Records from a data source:

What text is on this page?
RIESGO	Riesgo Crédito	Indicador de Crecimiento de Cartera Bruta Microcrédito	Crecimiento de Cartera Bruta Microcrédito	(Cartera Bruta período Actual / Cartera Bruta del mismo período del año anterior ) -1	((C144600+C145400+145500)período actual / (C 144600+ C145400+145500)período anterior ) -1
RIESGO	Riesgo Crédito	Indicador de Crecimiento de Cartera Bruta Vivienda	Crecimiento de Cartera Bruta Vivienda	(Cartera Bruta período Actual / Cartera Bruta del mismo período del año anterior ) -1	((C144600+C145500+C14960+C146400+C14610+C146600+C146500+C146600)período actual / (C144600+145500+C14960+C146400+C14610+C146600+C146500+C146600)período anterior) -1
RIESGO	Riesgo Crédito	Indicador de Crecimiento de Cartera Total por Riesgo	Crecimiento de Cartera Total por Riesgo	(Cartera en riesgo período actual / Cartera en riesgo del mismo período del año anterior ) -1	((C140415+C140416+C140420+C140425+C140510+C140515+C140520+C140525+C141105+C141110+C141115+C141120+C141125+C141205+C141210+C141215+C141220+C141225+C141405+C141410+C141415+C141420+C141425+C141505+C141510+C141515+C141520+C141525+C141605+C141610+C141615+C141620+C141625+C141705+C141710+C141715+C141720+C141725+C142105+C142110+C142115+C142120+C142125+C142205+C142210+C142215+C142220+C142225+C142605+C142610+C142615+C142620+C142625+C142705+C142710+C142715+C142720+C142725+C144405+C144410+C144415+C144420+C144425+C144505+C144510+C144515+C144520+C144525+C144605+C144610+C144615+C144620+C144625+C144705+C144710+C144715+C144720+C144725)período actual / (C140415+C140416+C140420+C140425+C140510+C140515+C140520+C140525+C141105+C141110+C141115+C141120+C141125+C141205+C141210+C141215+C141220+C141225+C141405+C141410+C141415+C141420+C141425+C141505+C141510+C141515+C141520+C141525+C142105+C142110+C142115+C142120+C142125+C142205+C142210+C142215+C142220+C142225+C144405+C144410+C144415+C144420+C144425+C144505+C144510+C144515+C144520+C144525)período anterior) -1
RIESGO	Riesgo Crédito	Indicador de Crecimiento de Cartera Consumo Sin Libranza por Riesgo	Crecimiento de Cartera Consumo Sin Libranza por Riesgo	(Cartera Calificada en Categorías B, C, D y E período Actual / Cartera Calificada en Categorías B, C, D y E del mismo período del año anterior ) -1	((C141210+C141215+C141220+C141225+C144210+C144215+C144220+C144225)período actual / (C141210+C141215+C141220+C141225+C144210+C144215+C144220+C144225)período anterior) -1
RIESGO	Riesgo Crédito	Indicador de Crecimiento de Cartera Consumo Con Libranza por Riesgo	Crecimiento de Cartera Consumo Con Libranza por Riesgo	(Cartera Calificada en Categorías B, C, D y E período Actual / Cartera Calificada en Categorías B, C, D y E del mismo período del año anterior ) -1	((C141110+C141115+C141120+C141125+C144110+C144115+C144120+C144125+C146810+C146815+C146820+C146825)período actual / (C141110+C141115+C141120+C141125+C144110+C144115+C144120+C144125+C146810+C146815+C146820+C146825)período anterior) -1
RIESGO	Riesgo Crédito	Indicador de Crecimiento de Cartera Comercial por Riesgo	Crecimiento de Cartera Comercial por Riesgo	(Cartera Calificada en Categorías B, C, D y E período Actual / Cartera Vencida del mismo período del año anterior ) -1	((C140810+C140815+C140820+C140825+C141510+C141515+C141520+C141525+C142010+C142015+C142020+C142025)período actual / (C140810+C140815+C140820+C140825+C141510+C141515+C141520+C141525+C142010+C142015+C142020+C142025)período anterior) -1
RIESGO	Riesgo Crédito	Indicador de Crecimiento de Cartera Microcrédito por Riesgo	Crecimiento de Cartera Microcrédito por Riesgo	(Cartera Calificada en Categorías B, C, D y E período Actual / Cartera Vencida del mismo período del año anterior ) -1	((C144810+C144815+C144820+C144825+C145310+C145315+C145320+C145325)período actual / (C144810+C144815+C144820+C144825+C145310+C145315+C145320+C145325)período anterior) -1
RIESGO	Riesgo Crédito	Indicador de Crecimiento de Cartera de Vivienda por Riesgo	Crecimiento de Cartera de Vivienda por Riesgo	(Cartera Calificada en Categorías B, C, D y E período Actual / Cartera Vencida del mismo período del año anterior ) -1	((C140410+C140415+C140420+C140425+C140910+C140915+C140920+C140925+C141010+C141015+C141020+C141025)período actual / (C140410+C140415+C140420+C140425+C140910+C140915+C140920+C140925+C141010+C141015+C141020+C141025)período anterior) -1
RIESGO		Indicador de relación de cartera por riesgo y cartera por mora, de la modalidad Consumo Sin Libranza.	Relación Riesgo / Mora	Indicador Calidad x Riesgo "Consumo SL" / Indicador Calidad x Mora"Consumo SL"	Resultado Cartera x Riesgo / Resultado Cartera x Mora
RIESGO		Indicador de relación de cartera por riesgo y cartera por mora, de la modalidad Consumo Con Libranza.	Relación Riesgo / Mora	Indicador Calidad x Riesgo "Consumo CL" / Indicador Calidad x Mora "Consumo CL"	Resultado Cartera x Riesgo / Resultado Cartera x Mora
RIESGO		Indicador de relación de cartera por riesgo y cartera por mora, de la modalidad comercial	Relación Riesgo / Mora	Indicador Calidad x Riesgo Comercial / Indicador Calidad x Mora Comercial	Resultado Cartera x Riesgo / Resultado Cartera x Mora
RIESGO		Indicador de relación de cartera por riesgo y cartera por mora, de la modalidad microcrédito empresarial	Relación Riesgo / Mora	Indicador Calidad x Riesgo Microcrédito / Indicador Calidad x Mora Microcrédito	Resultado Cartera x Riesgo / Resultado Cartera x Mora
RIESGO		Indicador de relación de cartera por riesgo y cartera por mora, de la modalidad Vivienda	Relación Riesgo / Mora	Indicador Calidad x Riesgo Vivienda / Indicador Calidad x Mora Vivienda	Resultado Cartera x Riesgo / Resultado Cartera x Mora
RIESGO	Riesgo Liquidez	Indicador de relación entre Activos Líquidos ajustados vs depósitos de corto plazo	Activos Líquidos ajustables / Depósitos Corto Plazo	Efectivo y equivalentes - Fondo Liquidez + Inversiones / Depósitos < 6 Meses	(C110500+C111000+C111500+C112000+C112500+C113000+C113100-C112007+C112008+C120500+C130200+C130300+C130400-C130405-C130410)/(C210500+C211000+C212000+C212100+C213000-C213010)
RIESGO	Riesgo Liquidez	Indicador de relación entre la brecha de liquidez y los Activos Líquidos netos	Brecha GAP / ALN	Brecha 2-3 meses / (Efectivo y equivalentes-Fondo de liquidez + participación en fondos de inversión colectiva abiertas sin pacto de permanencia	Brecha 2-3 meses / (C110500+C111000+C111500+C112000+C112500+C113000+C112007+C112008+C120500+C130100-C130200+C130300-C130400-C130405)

*GOAL OF THE EXERCISE*: Select every line in the material above where the string "Líquidos" occurs, and copy it.

*WORKED SOLUTION*:
RIESGO	Riesgo Liquidez	Indicador de relación entre Activos Líquidos ajustados vs depósitos de corto plazo	Activos Líquidos ajustables / Depósitos Corto Plazo	Efectivo y equivalentes - Fondo Liquidez + Inversiones / Depósitos < 6 Meses	(C110500+C111000+C111500+C112000+C112500+C113000+C113100-C112007+C112008+C120500+C130200+C130300+C130400-C130405-C130410)/(C210500+C211000+C212000+C212100+C213000-C213010)
RIESGO	Riesgo Liquidez	Indicador de relación entre la brecha de liquidez y los Activos Líquidos netos	Brecha GAP / ALN	Brecha 2-3 meses / (Efectivo y equivalentes-Fondo de liquidez + participación en fondos de inversión colectiva abiertas sin pacto de permanencia	Brecha 2-3 meses / (C110500+C111000+C111500+C112000+C112500+C113000+C112007+C112008+C120500+C130100-C130200+C130300-C130400-C130405)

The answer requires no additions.